DATASET CONTENT:
┄┄┄┄┄┄

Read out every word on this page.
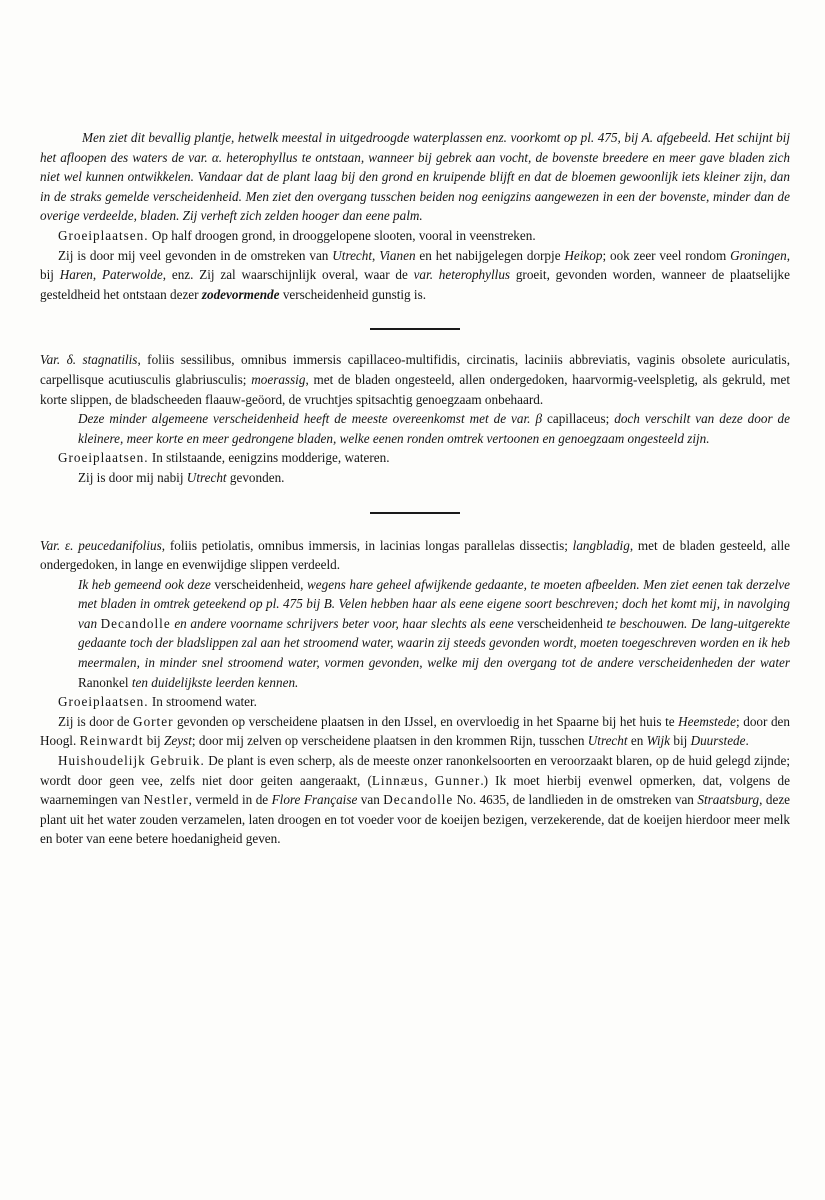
Men ziet dit bevallig plantje, hetwelk meestal in uitgedroogde waterplassen enz. voorkomt op pl. 475, bij A. afgebeeld. Het schijnt bij het afloopen des waters de var. α. heterophyllus te ontstaan, wanneer bij gebrek aan vocht, de bovenste breedere en meer gave bladen zich niet wel kunnen ontwikkelen. Vandaar dat de plant laag bij den grond en kruipende blijft en dat de bloemen gewoonlijk iets kleiner zijn, dan in de straks gemelde verscheidenheid. Men ziet den overgang tusschen beiden nog eenigzins aangewezen in een der bovenste, minder dan de overige verdeelde, bladen. Zij verheft zich zelden hooger dan eene palm.

Groeiplaatsen. Op half droogen grond, in drooggelopene slooten, vooral in veenstreken.

Zij is door mij veel gevonden in de omstreken van Utrecht, Vianen en het nabijgelegen dorpje Heikop; ook zeer veel rondom Groningen, bij Haren, Paterwolde, enz. Zij zal waarschijnlijk overal, waar de var. heterophyllus groeit, gevonden worden, wanneer de plaatselijke gesteldheid het ontstaan dezer zodevormende verscheidenheid gunstig is.

Var. δ. stagnatilis, foliis sessilibus, omnibus immersis capillaceo-multifidis, circinatis, laciniis abbreviatis, vaginis obsolete auriculatis, carpellisque acutiusculis glabriusculis; moerassig, met de bladen ongesteeld, allen ondergedoken, haarvormig-veelspletig, als gekruld, met korte slippen, de bladscheeden flaauw-geöord, de vruchtjes spitsachtig genoegzaam onbehaard.

Deze minder algemeene verscheidenheid heeft de meeste overeenkomst met de var. β capillaceus; doch verschilt van deze door de kleinere, meer korte en meer gedrongene bladen, welke eenen ronden omtrek vertoonen en genoegzaam ongesteeld zijn.

Groeiplaatsen. In stilstaande, eenigzins modderige, wateren.

Zij is door mij nabij Utrecht gevonden.

Var. ε. peucedanifolius, foliis petiolatis, omnibus immersis, in lacinias longas parallelas dissectis; langbladig, met de bladen gesteeld, alle ondergedoken, in lange en evenwijdige slippen verdeeld.

Ik heb gemeend ook deze verscheidenheid, wegens hare geheel afwijkende gedaante, te moeten afbeelden. Men ziet eenen tak derzelve met bladen in omtrek geteekend op pl. 475 bij B. Velen hebben haar als eene eigene soort beschreven; doch het komt mij, in navolging van Decandolle en andere voorname schrijvers beter voor, haar slechts als eene verscheidenheid te beschouwen. De lang-uitgerekte gedaante toch der bladslippen zal aan het stroomend water, waarin zij steeds gevonden wordt, moeten toegeschreven worden en ik heb meermalen, in minder snel stroomend water, vormen gevonden, welke mij den overgang tot de andere verscheidenheden der water Ranonkel ten duidelijkste leerden kennen.

Groeiplaatsen. In stroomend water.

Zij is door de Gorter gevonden op verscheidene plaatsen in den IJssel, en overvloedig in het Spaarne bij het huis te Heemstede; door den Hoogl. Reinwardt bij Zeyst; door mij zelven op verscheidene plaatsen in den krommen Rijn, tusschen Utrecht en Wijk bij Duurstede.

Huishoudelijk Gebruik. De plant is even scherp, als de meeste onzer ranonkelsoorten en veroorzaakt blaren, op de huid gelegd zijnde; wordt door geen vee, zelfs niet door geiten aangeraakt, (Linnæus, Gunner.) Ik moet hierbij evenwel opmerken, dat, volgens de waarnemingen van Nestler, vermeld in de Flore Française van Decandolle No. 4635, de landlieden in de omstreken van Straatsburg, deze plant uit het water zouden verzamelen, laten droogen en tot voeder voor de koeijen bezigen, verzekerende, dat de koeijen hierdoor meer melk en boter van eene betere hoedanigheid geven.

┄┄┄┄┄┄

TASK DETAILS: The records shown above are to be repeated exactly, with the pictures left out.

SOLUTION FOR THIS TASK:
Read out every word on this page.
Men ziet dit bevallig plantje, hetwelk meestal in uitgedroogde waterplassen enz. voorkomt op pl. 475, bij A. afgebeeld. Het schijnt bij het afloopen des waters de var. α. heterophyllus te ontstaan, wanneer bij gebrek aan vocht, de bovenste breedere en meer gave bladen zich niet wel kunnen ontwikkelen. Vandaar dat de plant laag bij den grond en kruipende blijft en dat de bloemen gewoonlijk iets kleiner zijn, dan in de straks gemelde verscheidenheid. Men ziet den overgang tusschen beiden nog eenigzins aangewezen in een der bovenste, minder dan de overige verdeelde, bladen. Zij verheft zich zelden hooger dan eene palm.

Groeiplaatsen. Op half droogen grond, in drooggelopene slooten, vooral in veenstreken.

Zij is door mij veel gevonden in de omstreken van Utrecht, Vianen en het nabijgelegen dorpje Heikop; ook zeer veel rondom Groningen, bij Haren, Paterwolde, enz. Zij zal waarschijnlijk overal, waar de var. heterophyllus groeit, gevonden worden, wanneer de plaatselijke gesteldheid het ontstaan dezer zodevormende verscheidenheid gunstig is.

Var. δ. stagnatilis, foliis sessilibus, omnibus immersis capillaceo-multifidis, circinatis, laciniis abbreviatis, vaginis obsolete auriculatis, carpellisque acutiusculis glabriusculis; moerassig, met de bladen ongesteeld, allen ondergedoken, haarvormig-veelspletig, als gekruld, met korte slippen, de bladscheeden flaauw-geöord, de vruchtjes spitsachtig genoegzaam onbehaard.

Deze minder algemeene verscheidenheid heeft de meeste overeenkomst met de var. β capillaceus; doch verschilt van deze door de kleinere, meer korte en meer gedrongene bladen, welke eenen ronden omtrek vertoonen en genoegzaam ongesteeld zijn.

Groeiplaatsen. In stilstaande, eenigzins modderige, wateren.

Zij is door mij nabij Utrecht gevonden.

Var. ε. peucedanifolius, foliis petiolatis, omnibus immersis, in lacinias longas parallelas dissectis; langbladig, met de bladen gesteeld, alle ondergedoken, in lange en evenwijdige slippen verdeeld.

Ik heb gemeend ook deze verscheidenheid, wegens hare geheel afwijkende gedaante, te moeten afbeelden. Men ziet eenen tak derzelve met bladen in omtrek geteekend op pl. 475 bij B. Velen hebben haar als eene eigene soort beschreven; doch het komt mij, in navolging van Decandolle en andere voorname schrijvers beter voor, haar slechts als eene verscheidenheid te beschouwen. De lang-uitgerekte gedaante toch der bladslippen zal aan het stroomend water, waarin zij steeds gevonden wordt, moeten toegeschreven worden en ik heb meermalen, in minder snel stroomend water, vormen gevonden, welke mij den overgang tot de andere verscheidenheden der water Ranonkel ten duidelijkste leerden kennen.

Groeiplaatsen. In stroomend water.

Zij is door de Gorter gevonden op verscheidene plaatsen in den IJssel, en overvloedig in het Spaarne bij het huis te Heemstede; door den Hoogl. Reinwardt bij Zeyst; door mij zelven op verscheidene plaatsen in den krommen Rijn, tusschen Utrecht en Wijk bij Duurstede.

Huishoudelijk Gebruik. De plant is even scherp, als de meeste onzer ranonkelsoorten en veroorzaakt blaren, op de huid gelegd zijnde; wordt door geen vee, zelfs niet door geiten aangeraakt, (Linnæus, Gunner.) Ik moet hierbij evenwel opmerken, dat, volgens de waarnemingen van Nestler, vermeld in de Flore Française van Decandolle No. 4635, de landlieden in de omstreken van Straatsburg, deze plant uit het water zouden verzamelen, laten droogen en tot voeder voor de koeijen bezigen, verzekerende, dat de koeijen hierdoor meer melk en boter van eene betere hoedanigheid geven.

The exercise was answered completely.